[BEGIN Supplied data]
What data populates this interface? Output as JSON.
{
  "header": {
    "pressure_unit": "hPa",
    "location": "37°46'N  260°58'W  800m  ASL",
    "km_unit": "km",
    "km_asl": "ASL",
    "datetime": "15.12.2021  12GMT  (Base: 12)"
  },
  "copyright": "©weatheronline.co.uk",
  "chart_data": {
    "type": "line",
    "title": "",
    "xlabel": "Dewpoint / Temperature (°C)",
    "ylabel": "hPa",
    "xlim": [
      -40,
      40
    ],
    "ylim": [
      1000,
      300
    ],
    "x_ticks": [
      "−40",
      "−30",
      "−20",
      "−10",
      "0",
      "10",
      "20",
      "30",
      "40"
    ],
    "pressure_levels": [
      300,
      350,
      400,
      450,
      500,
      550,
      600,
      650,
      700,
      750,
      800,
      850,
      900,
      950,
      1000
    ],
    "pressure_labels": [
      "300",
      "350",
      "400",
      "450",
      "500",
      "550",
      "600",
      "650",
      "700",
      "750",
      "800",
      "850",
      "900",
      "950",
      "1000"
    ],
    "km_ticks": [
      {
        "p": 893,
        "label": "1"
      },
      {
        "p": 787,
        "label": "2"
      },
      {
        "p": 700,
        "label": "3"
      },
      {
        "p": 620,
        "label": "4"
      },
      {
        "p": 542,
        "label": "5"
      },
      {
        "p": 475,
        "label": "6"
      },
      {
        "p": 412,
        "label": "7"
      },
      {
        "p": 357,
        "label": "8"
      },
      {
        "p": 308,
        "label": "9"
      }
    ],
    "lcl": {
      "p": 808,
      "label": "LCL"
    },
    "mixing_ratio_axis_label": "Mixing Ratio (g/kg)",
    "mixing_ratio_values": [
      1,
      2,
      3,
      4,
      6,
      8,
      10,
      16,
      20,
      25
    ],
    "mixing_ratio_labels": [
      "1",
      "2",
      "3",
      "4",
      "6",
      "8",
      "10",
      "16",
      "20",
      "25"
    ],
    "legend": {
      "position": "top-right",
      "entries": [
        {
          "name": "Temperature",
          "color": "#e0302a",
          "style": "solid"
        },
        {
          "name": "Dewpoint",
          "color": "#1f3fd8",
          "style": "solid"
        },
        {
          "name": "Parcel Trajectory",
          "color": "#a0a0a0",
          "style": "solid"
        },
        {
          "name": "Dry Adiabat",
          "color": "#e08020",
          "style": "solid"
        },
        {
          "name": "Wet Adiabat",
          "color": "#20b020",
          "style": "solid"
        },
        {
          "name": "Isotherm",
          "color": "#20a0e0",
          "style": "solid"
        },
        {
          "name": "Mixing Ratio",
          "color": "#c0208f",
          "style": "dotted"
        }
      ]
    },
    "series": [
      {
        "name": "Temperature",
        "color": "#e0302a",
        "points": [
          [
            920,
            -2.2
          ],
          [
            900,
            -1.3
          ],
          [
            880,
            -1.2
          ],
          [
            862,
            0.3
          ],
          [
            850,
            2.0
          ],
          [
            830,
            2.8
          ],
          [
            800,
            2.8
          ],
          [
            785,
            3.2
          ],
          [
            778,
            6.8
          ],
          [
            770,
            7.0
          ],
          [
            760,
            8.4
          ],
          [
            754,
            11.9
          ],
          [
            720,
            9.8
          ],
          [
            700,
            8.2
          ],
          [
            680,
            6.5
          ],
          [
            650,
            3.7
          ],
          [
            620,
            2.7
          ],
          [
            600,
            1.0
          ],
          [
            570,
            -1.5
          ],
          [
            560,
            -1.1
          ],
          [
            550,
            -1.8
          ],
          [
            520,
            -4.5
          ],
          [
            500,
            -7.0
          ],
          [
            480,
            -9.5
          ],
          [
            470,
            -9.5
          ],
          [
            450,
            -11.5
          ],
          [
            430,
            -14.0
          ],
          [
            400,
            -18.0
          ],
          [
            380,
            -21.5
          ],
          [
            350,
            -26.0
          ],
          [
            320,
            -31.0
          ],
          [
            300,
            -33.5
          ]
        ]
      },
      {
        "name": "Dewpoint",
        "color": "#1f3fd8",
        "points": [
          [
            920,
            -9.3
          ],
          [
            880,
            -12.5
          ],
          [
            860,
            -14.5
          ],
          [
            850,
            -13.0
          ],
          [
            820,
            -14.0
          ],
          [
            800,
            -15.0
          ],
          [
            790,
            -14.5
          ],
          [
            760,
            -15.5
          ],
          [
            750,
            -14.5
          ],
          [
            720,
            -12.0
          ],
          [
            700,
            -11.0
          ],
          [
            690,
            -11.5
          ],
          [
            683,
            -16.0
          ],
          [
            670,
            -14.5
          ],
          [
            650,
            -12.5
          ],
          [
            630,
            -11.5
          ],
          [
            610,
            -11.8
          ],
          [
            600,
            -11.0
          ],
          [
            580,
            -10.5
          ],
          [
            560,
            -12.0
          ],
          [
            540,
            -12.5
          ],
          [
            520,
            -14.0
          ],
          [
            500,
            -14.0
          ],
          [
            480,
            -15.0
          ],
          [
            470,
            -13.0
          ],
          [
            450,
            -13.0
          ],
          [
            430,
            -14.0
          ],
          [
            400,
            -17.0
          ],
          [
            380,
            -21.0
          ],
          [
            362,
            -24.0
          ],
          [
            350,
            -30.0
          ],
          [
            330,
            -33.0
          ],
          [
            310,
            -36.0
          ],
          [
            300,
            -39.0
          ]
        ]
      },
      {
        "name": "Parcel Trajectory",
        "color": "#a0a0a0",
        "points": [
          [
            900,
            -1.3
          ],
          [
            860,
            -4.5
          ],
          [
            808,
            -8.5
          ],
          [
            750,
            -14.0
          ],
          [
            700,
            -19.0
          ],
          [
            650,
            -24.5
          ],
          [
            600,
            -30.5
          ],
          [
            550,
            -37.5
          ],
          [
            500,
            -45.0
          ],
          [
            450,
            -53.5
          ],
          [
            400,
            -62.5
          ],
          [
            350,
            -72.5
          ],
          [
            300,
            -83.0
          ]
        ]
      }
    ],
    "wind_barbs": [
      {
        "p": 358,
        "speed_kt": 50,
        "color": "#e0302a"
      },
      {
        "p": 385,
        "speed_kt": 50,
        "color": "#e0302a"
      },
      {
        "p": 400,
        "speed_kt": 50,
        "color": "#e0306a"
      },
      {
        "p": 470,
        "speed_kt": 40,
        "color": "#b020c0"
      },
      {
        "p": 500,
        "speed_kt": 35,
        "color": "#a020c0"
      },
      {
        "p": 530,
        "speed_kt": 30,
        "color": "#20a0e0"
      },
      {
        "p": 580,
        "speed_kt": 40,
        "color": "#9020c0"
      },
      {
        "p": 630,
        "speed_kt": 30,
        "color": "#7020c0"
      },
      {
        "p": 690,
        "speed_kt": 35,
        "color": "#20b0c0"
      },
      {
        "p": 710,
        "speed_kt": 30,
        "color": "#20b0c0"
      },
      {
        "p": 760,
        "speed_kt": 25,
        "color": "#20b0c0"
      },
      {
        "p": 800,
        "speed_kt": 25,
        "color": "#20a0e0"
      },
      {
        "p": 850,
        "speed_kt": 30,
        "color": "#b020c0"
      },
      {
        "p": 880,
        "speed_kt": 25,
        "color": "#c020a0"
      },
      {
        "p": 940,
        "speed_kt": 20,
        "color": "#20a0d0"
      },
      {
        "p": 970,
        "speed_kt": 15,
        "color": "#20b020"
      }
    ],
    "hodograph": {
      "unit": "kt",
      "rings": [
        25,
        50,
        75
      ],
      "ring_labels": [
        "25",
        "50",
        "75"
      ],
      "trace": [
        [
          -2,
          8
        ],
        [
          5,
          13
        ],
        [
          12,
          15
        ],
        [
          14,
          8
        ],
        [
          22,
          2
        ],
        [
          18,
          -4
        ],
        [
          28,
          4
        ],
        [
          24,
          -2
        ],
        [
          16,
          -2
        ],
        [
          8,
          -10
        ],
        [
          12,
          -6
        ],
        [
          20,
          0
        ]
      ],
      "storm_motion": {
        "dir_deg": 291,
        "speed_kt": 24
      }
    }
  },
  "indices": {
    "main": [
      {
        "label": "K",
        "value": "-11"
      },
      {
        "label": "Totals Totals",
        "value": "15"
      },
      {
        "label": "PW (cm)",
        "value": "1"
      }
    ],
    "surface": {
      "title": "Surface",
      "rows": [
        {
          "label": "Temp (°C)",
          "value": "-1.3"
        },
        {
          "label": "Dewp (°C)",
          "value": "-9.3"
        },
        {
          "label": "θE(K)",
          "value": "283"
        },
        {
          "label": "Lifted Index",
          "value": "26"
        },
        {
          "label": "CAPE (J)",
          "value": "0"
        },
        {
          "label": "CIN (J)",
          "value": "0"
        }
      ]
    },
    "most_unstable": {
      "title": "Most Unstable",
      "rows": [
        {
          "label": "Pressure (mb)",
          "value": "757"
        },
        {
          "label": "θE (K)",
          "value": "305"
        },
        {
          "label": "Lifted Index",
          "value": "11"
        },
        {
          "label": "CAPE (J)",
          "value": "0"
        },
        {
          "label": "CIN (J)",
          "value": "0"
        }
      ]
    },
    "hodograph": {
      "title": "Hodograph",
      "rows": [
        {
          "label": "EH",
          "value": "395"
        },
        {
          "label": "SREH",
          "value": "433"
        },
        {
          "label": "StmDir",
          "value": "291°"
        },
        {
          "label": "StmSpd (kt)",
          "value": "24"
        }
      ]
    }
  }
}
[END Supplied data]
Note each line of the entries that has "Parcel" in it, and copy those lines.

Output
          "name": "Parcel Trajectory",
        "name": "Parcel Trajectory",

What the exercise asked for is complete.